* start DATA TO PROCESS *
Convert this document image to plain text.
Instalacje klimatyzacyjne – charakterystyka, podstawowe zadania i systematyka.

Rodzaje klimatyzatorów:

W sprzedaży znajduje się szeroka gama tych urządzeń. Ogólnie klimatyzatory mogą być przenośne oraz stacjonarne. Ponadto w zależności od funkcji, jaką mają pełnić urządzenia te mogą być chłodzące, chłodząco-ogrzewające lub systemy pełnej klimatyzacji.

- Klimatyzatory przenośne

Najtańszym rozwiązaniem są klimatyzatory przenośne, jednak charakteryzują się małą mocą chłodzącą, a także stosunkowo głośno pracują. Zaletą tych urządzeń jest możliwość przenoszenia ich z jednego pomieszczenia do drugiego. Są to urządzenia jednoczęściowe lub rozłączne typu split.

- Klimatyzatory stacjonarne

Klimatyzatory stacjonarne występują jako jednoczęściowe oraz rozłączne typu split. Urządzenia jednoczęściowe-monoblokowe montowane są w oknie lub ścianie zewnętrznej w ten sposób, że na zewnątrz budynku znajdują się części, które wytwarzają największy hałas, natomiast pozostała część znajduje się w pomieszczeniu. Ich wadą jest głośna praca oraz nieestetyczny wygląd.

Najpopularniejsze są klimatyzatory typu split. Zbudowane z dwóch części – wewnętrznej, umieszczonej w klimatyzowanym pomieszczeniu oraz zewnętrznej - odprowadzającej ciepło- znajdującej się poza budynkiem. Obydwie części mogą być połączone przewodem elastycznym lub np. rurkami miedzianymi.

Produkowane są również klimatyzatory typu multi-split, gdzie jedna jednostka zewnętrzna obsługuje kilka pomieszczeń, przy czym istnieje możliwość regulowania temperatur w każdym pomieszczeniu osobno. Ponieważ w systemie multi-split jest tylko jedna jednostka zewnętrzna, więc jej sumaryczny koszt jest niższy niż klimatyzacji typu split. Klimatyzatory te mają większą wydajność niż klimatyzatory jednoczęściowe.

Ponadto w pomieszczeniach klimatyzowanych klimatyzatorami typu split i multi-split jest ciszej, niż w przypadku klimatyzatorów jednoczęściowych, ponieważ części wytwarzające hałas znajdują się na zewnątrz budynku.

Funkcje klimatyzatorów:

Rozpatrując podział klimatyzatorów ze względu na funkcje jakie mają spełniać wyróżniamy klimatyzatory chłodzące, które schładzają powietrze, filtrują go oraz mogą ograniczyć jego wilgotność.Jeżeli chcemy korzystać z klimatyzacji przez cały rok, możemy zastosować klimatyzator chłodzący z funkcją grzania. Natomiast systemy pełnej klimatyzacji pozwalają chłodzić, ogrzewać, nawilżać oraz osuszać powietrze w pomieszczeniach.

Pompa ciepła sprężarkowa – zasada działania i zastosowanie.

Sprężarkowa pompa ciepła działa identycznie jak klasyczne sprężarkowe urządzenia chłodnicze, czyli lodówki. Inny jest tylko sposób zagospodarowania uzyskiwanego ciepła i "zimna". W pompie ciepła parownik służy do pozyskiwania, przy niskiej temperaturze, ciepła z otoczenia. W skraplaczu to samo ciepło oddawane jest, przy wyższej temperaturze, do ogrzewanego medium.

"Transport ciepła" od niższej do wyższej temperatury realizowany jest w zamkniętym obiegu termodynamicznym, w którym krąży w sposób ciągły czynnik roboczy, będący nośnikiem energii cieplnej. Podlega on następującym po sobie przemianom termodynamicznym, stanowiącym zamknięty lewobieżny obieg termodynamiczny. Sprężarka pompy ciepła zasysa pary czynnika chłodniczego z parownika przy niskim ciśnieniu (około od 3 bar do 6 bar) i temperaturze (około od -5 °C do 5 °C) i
* end DATA TO PROCESS *
WHAT IS ASKED: Each line with the string "Ponadto" in it needs to be found and copied.

EXERCISE ANSWER:
W sprzedaży znajduje się szeroka gama tych urządzeń. Ogólnie klimatyzatory mogą być przenośne oraz stacjonarne. Ponadto w zależności od funkcji, jaką mają pełnić urządzenia te mogą być chłodzące, chłodząco-ogrzewające lub systemy pełnej klimatyzacji.
Ponadto w pomieszczeniach klimatyzowanych klimatyzatorami typu split i multi-split jest ciszej, niż w przypadku klimatyzatorów jednoczęściowych, ponieważ części wytwarzające hałas znajdują się na zewnątrz budynku.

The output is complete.